Set exercise
Quote the records in full and leave their pictures out.

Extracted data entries
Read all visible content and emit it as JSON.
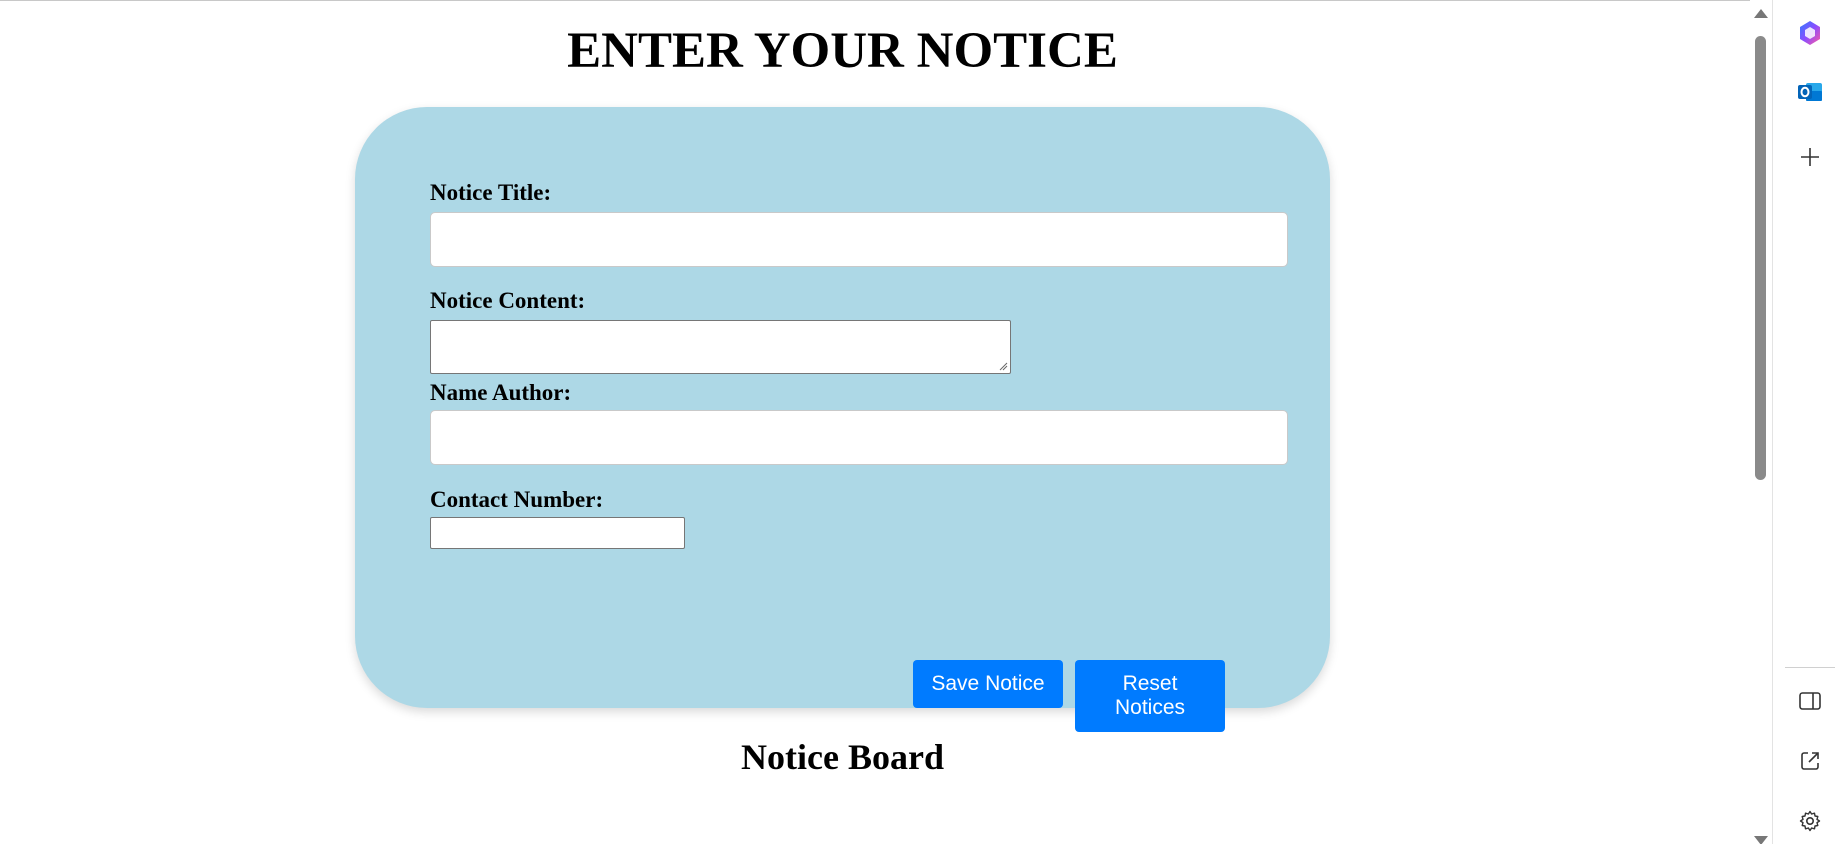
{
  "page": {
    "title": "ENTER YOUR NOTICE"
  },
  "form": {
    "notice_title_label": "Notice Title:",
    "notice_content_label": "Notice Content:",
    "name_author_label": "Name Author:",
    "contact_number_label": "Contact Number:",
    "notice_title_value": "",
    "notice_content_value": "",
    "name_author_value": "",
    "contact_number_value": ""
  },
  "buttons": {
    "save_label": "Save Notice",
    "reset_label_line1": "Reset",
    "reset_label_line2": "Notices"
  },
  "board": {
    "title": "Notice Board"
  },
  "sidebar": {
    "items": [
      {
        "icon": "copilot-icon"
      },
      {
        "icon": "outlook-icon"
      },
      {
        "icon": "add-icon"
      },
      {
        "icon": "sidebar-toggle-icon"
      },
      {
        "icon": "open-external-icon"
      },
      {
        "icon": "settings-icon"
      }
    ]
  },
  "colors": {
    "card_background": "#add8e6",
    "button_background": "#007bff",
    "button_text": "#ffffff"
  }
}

Solution to this task
Read all visible content and emit it as JSON.
{
  "page": {
    "title": "ENTER YOUR NOTICE"
  },
  "form": {
    "notice_title_label": "Notice Title:",
    "notice_content_label": "Notice Content:",
    "name_author_label": "Name Author:",
    "contact_number_label": "Contact Number:",
    "notice_title_value": "",
    "notice_content_value": "",
    "name_author_value": "",
    "contact_number_value": ""
  },
  "buttons": {
    "save_label": "Save Notice",
    "reset_label_line1": "Reset",
    "reset_label_line2": "Notices"
  },
  "board": {
    "title": "Notice Board"
  },
  "sidebar": {
    "items": [
      {
        "icon": "copilot-icon"
      },
      {
        "icon": "outlook-icon"
      },
      {
        "icon": "add-icon"
      },
      {
        "icon": "sidebar-toggle-icon"
      },
      {
        "icon": "open-external-icon"
      },
      {
        "icon": "settings-icon"
      }
    ]
  },
  "colors": {
    "card_background": "#add8e6",
    "button_background": "#007bff",
    "button_text": "#ffffff"
  }
}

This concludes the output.